### TASK INPUT

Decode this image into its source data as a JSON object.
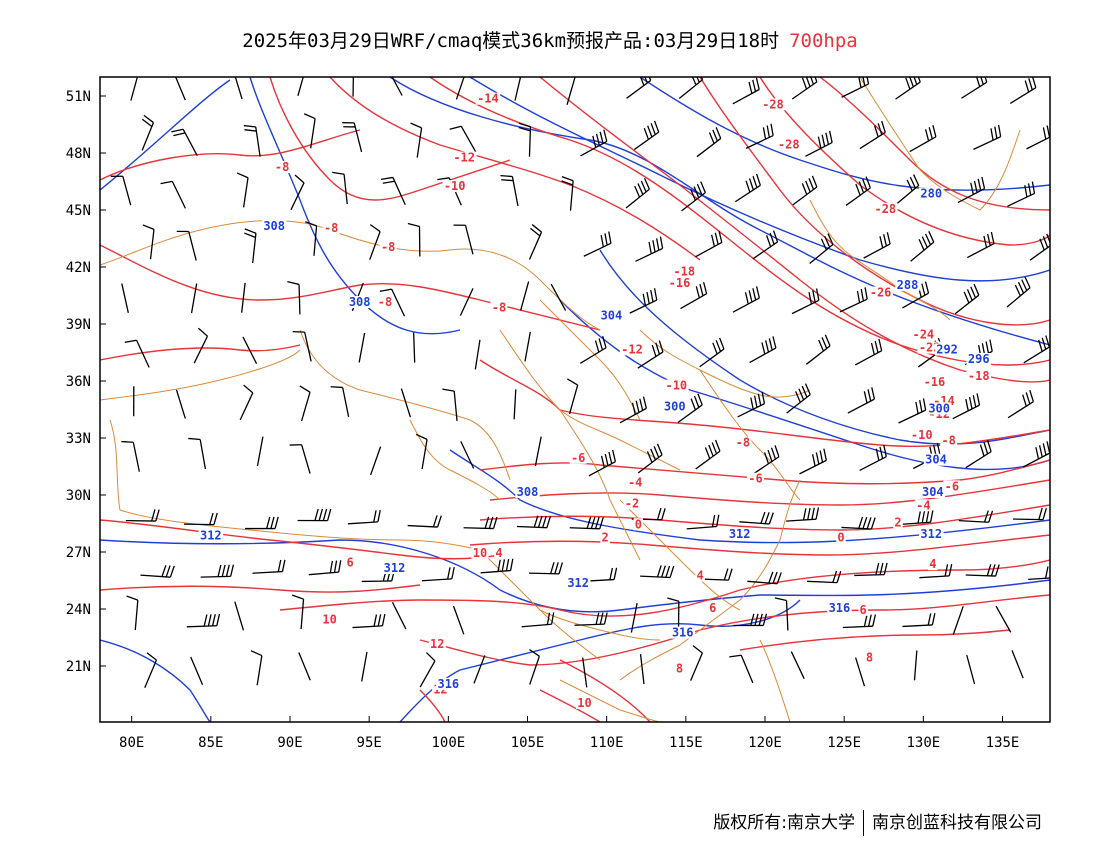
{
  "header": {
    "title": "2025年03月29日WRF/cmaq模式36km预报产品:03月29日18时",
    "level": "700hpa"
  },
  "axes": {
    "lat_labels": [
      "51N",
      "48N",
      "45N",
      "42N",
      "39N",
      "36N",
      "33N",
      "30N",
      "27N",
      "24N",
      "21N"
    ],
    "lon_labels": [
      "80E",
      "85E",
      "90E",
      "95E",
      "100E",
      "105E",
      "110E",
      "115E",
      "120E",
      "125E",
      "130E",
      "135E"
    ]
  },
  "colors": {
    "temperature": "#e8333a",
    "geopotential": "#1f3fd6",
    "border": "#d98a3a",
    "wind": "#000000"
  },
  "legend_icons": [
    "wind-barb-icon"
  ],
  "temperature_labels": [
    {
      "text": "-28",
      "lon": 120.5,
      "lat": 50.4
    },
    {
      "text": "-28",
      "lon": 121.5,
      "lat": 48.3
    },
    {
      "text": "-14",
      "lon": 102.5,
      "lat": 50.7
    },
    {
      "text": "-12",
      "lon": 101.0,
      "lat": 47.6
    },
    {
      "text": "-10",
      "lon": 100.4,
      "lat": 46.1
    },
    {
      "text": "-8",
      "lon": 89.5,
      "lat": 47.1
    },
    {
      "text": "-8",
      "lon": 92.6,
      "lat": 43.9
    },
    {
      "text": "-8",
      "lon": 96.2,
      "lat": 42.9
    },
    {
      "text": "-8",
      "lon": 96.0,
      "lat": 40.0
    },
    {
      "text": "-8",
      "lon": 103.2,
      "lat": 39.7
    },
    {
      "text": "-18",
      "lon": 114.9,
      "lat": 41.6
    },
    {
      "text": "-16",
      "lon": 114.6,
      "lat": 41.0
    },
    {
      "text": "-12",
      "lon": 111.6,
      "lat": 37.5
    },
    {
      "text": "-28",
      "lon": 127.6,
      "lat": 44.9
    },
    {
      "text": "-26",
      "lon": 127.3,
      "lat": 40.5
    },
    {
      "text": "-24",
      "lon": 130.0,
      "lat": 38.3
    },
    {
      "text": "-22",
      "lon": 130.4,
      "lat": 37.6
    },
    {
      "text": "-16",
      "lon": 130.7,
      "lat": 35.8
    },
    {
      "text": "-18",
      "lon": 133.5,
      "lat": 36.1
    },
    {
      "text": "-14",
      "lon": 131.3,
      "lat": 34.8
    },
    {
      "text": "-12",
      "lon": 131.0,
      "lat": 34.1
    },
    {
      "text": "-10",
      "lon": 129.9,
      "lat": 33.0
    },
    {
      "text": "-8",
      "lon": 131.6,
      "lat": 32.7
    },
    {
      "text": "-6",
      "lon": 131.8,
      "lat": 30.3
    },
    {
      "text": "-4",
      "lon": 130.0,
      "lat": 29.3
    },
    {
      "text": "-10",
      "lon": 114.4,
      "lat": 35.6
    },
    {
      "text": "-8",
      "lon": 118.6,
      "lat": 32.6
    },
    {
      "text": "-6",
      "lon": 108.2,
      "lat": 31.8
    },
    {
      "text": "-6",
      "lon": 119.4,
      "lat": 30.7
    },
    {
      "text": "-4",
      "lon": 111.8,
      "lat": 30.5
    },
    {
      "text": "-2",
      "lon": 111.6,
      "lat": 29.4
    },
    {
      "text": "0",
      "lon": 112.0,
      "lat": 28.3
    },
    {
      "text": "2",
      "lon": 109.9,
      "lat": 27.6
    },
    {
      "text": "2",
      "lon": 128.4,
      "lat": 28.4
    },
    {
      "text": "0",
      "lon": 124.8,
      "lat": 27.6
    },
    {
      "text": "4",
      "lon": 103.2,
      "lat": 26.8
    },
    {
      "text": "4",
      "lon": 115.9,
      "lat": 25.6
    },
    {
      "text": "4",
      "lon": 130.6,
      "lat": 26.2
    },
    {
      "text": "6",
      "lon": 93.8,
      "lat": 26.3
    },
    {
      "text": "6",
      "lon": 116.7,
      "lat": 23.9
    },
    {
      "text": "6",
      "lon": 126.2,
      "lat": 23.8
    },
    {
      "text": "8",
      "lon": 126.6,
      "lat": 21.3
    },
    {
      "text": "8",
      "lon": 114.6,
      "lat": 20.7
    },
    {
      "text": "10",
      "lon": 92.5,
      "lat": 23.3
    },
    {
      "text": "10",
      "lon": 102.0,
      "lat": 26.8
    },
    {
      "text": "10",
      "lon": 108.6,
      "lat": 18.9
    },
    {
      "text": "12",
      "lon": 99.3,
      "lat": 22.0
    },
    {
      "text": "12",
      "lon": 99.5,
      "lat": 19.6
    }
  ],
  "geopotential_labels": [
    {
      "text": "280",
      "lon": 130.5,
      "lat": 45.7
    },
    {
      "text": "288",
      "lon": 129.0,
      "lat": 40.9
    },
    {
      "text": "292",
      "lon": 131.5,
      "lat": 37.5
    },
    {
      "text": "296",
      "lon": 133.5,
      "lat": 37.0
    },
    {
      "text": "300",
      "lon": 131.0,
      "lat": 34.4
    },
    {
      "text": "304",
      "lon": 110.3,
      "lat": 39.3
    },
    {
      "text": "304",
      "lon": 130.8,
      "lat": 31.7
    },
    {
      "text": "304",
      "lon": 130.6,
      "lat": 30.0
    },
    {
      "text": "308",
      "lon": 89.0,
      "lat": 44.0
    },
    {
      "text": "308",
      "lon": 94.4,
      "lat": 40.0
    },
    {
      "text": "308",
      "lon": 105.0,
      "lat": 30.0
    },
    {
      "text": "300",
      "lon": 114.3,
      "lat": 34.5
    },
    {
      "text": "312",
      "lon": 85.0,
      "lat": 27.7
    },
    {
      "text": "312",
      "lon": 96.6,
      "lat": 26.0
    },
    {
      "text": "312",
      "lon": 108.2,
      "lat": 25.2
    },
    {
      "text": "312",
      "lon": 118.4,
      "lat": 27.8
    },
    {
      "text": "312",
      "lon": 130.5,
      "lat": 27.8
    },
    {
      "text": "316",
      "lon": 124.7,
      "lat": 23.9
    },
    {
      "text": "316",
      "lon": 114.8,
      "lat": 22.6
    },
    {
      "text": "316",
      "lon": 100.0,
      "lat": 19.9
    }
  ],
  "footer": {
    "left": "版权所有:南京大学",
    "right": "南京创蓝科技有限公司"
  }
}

######

> **SHORT EXERCISE**: Restate each of the entries above word for word and skip every image.

> **RESULT**:
Decode this image into its source data as a JSON object.
{
  "header": {
    "title": "2025年03月29日WRF/cmaq模式36km预报产品:03月29日18时",
    "level": "700hpa"
  },
  "axes": {
    "lat_labels": [
      "51N",
      "48N",
      "45N",
      "42N",
      "39N",
      "36N",
      "33N",
      "30N",
      "27N",
      "24N",
      "21N"
    ],
    "lon_labels": [
      "80E",
      "85E",
      "90E",
      "95E",
      "100E",
      "105E",
      "110E",
      "115E",
      "120E",
      "125E",
      "130E",
      "135E"
    ]
  },
  "colors": {
    "temperature": "#e8333a",
    "geopotential": "#1f3fd6",
    "border": "#d98a3a",
    "wind": "#000000"
  },
  "legend_icons": [
    "wind-barb-icon"
  ],
  "temperature_labels": [
    {
      "text": "-28",
      "lon": 120.5,
      "lat": 50.4
    },
    {
      "text": "-28",
      "lon": 121.5,
      "lat": 48.3
    },
    {
      "text": "-14",
      "lon": 102.5,
      "lat": 50.7
    },
    {
      "text": "-12",
      "lon": 101.0,
      "lat": 47.6
    },
    {
      "text": "-10",
      "lon": 100.4,
      "lat": 46.1
    },
    {
      "text": "-8",
      "lon": 89.5,
      "lat": 47.1
    },
    {
      "text": "-8",
      "lon": 92.6,
      "lat": 43.9
    },
    {
      "text": "-8",
      "lon": 96.2,
      "lat": 42.9
    },
    {
      "text": "-8",
      "lon": 96.0,
      "lat": 40.0
    },
    {
      "text": "-8",
      "lon": 103.2,
      "lat": 39.7
    },
    {
      "text": "-18",
      "lon": 114.9,
      "lat": 41.6
    },
    {
      "text": "-16",
      "lon": 114.6,
      "lat": 41.0
    },
    {
      "text": "-12",
      "lon": 111.6,
      "lat": 37.5
    },
    {
      "text": "-28",
      "lon": 127.6,
      "lat": 44.9
    },
    {
      "text": "-26",
      "lon": 127.3,
      "lat": 40.5
    },
    {
      "text": "-24",
      "lon": 130.0,
      "lat": 38.3
    },
    {
      "text": "-22",
      "lon": 130.4,
      "lat": 37.6
    },
    {
      "text": "-16",
      "lon": 130.7,
      "lat": 35.8
    },
    {
      "text": "-18",
      "lon": 133.5,
      "lat": 36.1
    },
    {
      "text": "-14",
      "lon": 131.3,
      "lat": 34.8
    },
    {
      "text": "-12",
      "lon": 131.0,
      "lat": 34.1
    },
    {
      "text": "-10",
      "lon": 129.9,
      "lat": 33.0
    },
    {
      "text": "-8",
      "lon": 131.6,
      "lat": 32.7
    },
    {
      "text": "-6",
      "lon": 131.8,
      "lat": 30.3
    },
    {
      "text": "-4",
      "lon": 130.0,
      "lat": 29.3
    },
    {
      "text": "-10",
      "lon": 114.4,
      "lat": 35.6
    },
    {
      "text": "-8",
      "lon": 118.6,
      "lat": 32.6
    },
    {
      "text": "-6",
      "lon": 108.2,
      "lat": 31.8
    },
    {
      "text": "-6",
      "lon": 119.4,
      "lat": 30.7
    },
    {
      "text": "-4",
      "lon": 111.8,
      "lat": 30.5
    },
    {
      "text": "-2",
      "lon": 111.6,
      "lat": 29.4
    },
    {
      "text": "0",
      "lon": 112.0,
      "lat": 28.3
    },
    {
      "text": "2",
      "lon": 109.9,
      "lat": 27.6
    },
    {
      "text": "2",
      "lon": 128.4,
      "lat": 28.4
    },
    {
      "text": "0",
      "lon": 124.8,
      "lat": 27.6
    },
    {
      "text": "4",
      "lon": 103.2,
      "lat": 26.8
    },
    {
      "text": "4",
      "lon": 115.9,
      "lat": 25.6
    },
    {
      "text": "4",
      "lon": 130.6,
      "lat": 26.2
    },
    {
      "text": "6",
      "lon": 93.8,
      "lat": 26.3
    },
    {
      "text": "6",
      "lon": 116.7,
      "lat": 23.9
    },
    {
      "text": "6",
      "lon": 126.2,
      "lat": 23.8
    },
    {
      "text": "8",
      "lon": 126.6,
      "lat": 21.3
    },
    {
      "text": "8",
      "lon": 114.6,
      "lat": 20.7
    },
    {
      "text": "10",
      "lon": 92.5,
      "lat": 23.3
    },
    {
      "text": "10",
      "lon": 102.0,
      "lat": 26.8
    },
    {
      "text": "10",
      "lon": 108.6,
      "lat": 18.9
    },
    {
      "text": "12",
      "lon": 99.3,
      "lat": 22.0
    },
    {
      "text": "12",
      "lon": 99.5,
      "lat": 19.6
    }
  ],
  "geopotential_labels": [
    {
      "text": "280",
      "lon": 130.5,
      "lat": 45.7
    },
    {
      "text": "288",
      "lon": 129.0,
      "lat": 40.9
    },
    {
      "text": "292",
      "lon": 131.5,
      "lat": 37.5
    },
    {
      "text": "296",
      "lon": 133.5,
      "lat": 37.0
    },
    {
      "text": "300",
      "lon": 131.0,
      "lat": 34.4
    },
    {
      "text": "304",
      "lon": 110.3,
      "lat": 39.3
    },
    {
      "text": "304",
      "lon": 130.8,
      "lat": 31.7
    },
    {
      "text": "304",
      "lon": 130.6,
      "lat": 30.0
    },
    {
      "text": "308",
      "lon": 89.0,
      "lat": 44.0
    },
    {
      "text": "308",
      "lon": 94.4,
      "lat": 40.0
    },
    {
      "text": "308",
      "lon": 105.0,
      "lat": 30.0
    },
    {
      "text": "300",
      "lon": 114.3,
      "lat": 34.5
    },
    {
      "text": "312",
      "lon": 85.0,
      "lat": 27.7
    },
    {
      "text": "312",
      "lon": 96.6,
      "lat": 26.0
    },
    {
      "text": "312",
      "lon": 108.2,
      "lat": 25.2
    },
    {
      "text": "312",
      "lon": 118.4,
      "lat": 27.8
    },
    {
      "text": "312",
      "lon": 130.5,
      "lat": 27.8
    },
    {
      "text": "316",
      "lon": 124.7,
      "lat": 23.9
    },
    {
      "text": "316",
      "lon": 114.8,
      "lat": 22.6
    },
    {
      "text": "316",
      "lon": 100.0,
      "lat": 19.9
    }
  ],
  "footer": {
    "left": "版权所有:南京大学",
    "right": "南京创蓝科技有限公司"
  }
}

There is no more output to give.